— begin LISTED ENTRIES —

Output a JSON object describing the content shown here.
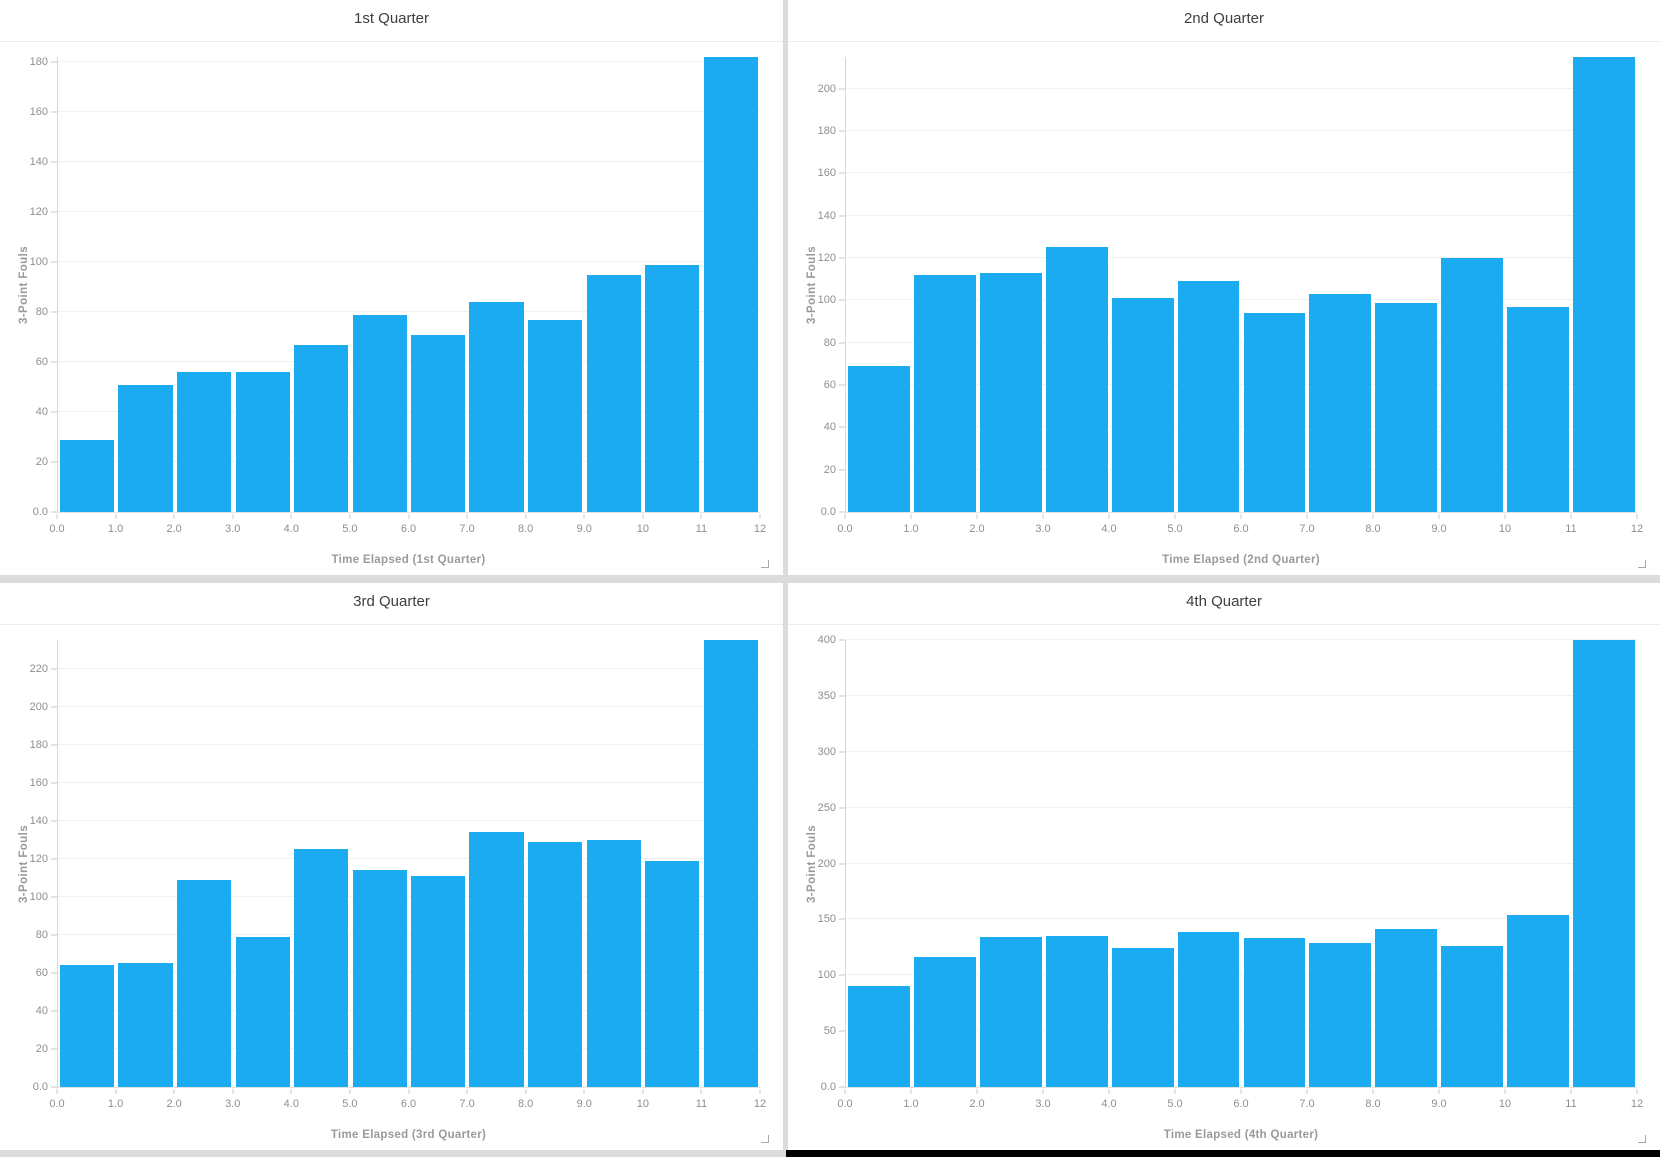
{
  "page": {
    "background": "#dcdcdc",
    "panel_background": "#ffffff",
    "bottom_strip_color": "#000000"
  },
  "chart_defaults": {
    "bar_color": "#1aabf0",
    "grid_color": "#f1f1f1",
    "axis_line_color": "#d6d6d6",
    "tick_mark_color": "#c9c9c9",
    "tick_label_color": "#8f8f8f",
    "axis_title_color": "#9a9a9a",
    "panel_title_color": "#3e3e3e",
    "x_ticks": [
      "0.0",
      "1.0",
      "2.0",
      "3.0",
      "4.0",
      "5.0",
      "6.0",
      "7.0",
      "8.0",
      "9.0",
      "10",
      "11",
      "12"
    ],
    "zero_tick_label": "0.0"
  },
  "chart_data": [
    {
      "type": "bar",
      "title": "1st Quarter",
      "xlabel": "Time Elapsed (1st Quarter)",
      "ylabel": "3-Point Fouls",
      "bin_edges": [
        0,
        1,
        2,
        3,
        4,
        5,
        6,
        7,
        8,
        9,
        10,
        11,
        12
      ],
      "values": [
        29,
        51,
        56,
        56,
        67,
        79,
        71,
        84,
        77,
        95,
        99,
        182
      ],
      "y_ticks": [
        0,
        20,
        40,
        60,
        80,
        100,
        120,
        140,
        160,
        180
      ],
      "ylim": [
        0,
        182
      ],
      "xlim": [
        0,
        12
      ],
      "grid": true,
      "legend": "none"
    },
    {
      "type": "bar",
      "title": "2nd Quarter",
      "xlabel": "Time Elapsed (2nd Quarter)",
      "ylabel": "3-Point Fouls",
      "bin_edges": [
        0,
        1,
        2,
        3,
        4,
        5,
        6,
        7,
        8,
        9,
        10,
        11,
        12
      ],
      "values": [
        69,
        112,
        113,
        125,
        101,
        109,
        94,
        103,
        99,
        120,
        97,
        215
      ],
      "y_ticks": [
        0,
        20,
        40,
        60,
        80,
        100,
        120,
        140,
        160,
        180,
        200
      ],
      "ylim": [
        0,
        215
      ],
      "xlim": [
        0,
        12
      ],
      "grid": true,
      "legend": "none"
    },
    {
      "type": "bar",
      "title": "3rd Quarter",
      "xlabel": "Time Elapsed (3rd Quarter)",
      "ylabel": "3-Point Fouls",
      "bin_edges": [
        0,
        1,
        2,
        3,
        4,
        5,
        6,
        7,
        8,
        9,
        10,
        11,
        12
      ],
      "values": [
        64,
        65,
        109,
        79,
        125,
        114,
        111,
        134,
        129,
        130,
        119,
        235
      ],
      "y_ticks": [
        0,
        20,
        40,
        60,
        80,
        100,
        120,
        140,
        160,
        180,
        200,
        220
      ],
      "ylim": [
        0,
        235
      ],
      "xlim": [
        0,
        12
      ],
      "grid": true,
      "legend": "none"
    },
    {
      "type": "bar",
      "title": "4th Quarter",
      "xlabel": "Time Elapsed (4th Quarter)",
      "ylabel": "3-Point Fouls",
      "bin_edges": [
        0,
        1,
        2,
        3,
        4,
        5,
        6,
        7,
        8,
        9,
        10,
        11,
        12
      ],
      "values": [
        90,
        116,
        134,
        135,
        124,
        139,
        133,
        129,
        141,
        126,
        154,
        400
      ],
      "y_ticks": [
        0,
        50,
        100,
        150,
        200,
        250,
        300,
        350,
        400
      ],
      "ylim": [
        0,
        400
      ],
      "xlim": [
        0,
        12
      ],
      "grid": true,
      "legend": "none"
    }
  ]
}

— end LISTED ENTRIES —

◆ **JOB**: In the entries above, count each line with "Quarter"; reply with the total only.

◆ **RESPONSE**: 8